SOURCE TEXT:
——

POST /api/v1/backup/bmr/recover/complete Public HTTPS Internet -> API -> DB Finalizes restore job state bmr.ts
POST /api/v1/agents/enroll Public HTTPS Internet -> API -> DB Public enrollment with enrollment key + optional secret enrollment.ts
Agent REST /:id/* HTTPS Bearer Agent -> API Device-authenticated privileged surfaces routes/agents/index.ts, agentAuth.ts
Agent WebSocket WebSocket Agent -> API Command/result stream with device trust agentWs.ts
GET /api/v1/c2c/m365/callback Public HTTPS redirect OAuth provider -> API Single-use consent session consume path m365Auth.ts
Authenticated backup/recovery/media routes JWT HTTPS Operator -> API Org-scoped restore, token, media, vault, DR flows backup/index.ts, bmr.ts, dr.ts
Recovery bundle worker BullMQ job API -> worker -> provider storage Builds and signs helper bundles from runtime binary source recoveryMediaService.ts, recoveryMediaWorker.ts
Boot media worker BullMQ job API -> worker -> local template/provider storage Builds and signs ISO artifacts from signed bundles and a local base template recoveryBootMediaService.ts, recoveryBootMediaWorker.ts
Redis job/rate-limit state Internal TCP API/workers -> Redis Shared trust zone, no app-layer queue auth index.ts, docker-compose.yml

Top abuse paths

Open abuse paths

  1. Scoped download exfiltration (TM-001): Attacker with a valid recovery token uses the scoped download flow within the session TTL to pull snapshot contents for one device.
  2. Rogue agent enrollment (TM-003): Attacker steals AGENT_ENROLLMENT_SECRET and a valid enrollment key -> enrolls a rogue agent into a chosen org -> receives long-lived device credentials and begins polling command surfaces for that org.

——

DATA:
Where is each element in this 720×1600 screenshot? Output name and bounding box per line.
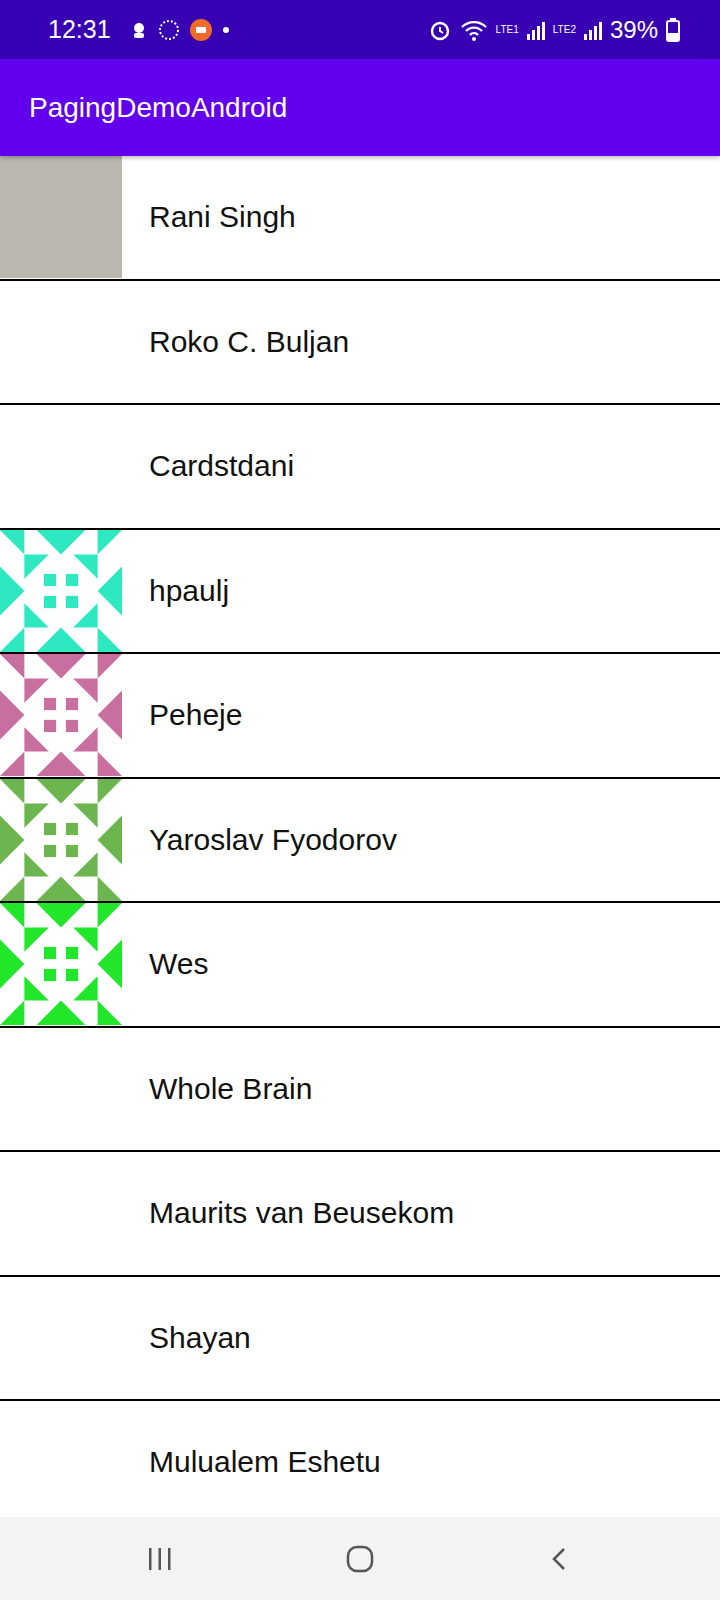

——

SHORT EXERCISE:
Answer these questions from the threat model excerpt.
1. Which file is listed for the Agent WebSocket surface?
2. What does the boot media worker build and sign?
3. In the rogue agent enrollment path, what two things does the attacker use to enroll the agent?
The data has no connection to the threat model excerpt.

RESULT BELOW:
1. agentWs.ts
2. ISO artifacts, built from signed bundles and a local base template.
3. AGENT_ENROLLMENT_SECRET and a valid enrollment key.